● **TASK PROMPT**: Copy each entry as it stands, leaving nothing out.

━━━ EXTRACTED RECORDS

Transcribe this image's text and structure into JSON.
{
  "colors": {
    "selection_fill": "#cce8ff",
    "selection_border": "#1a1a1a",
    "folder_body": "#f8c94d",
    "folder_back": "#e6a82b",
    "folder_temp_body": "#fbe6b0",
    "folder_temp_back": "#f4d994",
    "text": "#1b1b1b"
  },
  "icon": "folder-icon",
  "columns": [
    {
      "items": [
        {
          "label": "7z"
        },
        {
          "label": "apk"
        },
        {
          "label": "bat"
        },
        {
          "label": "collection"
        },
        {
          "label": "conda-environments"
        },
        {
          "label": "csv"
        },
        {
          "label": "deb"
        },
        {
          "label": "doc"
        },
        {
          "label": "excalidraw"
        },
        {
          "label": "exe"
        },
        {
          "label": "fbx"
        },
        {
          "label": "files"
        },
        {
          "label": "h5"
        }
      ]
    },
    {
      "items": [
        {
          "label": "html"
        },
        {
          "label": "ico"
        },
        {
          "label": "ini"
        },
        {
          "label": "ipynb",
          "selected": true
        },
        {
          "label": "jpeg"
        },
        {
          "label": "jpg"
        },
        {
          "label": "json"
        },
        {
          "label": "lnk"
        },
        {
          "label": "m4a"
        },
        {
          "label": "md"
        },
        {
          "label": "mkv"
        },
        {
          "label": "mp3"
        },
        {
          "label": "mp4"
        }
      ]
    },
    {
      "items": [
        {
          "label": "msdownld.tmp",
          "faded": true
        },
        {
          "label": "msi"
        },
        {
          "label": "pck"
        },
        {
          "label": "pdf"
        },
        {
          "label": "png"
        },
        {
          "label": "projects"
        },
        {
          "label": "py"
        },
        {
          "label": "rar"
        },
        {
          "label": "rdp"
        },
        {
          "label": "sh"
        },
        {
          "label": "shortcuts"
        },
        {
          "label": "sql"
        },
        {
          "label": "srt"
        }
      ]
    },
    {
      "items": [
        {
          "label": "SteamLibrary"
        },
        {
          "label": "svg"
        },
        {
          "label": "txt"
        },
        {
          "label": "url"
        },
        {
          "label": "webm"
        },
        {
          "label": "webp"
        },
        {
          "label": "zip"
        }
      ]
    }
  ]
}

━━━━━━

● **FULL RESPONSE**:
Transcribe this image's text and structure into JSON.
{
  "colors": {
    "selection_fill": "#cce8ff",
    "selection_border": "#1a1a1a",
    "folder_body": "#f8c94d",
    "folder_back": "#e6a82b",
    "folder_temp_body": "#fbe6b0",
    "folder_temp_back": "#f4d994",
    "text": "#1b1b1b"
  },
  "icon": "folder-icon",
  "columns": [
    {
      "items": [
        {
          "label": "7z"
        },
        {
          "label": "apk"
        },
        {
          "label": "bat"
        },
        {
          "label": "collection"
        },
        {
          "label": "conda-environments"
        },
        {
          "label": "csv"
        },
        {
          "label": "deb"
        },
        {
          "label": "doc"
        },
        {
          "label": "excalidraw"
        },
        {
          "label": "exe"
        },
        {
          "label": "fbx"
        },
        {
          "label": "files"
        },
        {
          "label": "h5"
        }
      ]
    },
    {
      "items": [
        {
          "label": "html"
        },
        {
          "label": "ico"
        },
        {
          "label": "ini"
        },
        {
          "label": "ipynb",
          "selected": true
        },
        {
          "label": "jpeg"
        },
        {
          "label": "jpg"
        },
        {
          "label": "json"
        },
        {
          "label": "lnk"
        },
        {
          "label": "m4a"
        },
        {
          "label": "md"
        },
        {
          "label": "mkv"
        },
        {
          "label": "mp3"
        },
        {
          "label": "mp4"
        }
      ]
    },
    {
      "items": [
        {
          "label": "msdownld.tmp",
          "faded": true
        },
        {
          "label": "msi"
        },
        {
          "label": "pck"
        },
        {
          "label": "pdf"
        },
        {
          "label": "png"
        },
        {
          "label": "projects"
        },
        {
          "label": "py"
        },
        {
          "label": "rar"
        },
        {
          "label": "rdp"
        },
        {
          "label": "sh"
        },
        {
          "label": "shortcuts"
        },
        {
          "label": "sql"
        },
        {
          "label": "srt"
        }
      ]
    },
    {
      "items": [
        {
          "label": "SteamLibrary"
        },
        {
          "label": "svg"
        },
        {
          "label": "txt"
        },
        {
          "label": "url"
        },
        {
          "label": "webm"
        },
        {
          "label": "webp"
        },
        {
          "label": "zip"
        }
      ]
    }
  ]
}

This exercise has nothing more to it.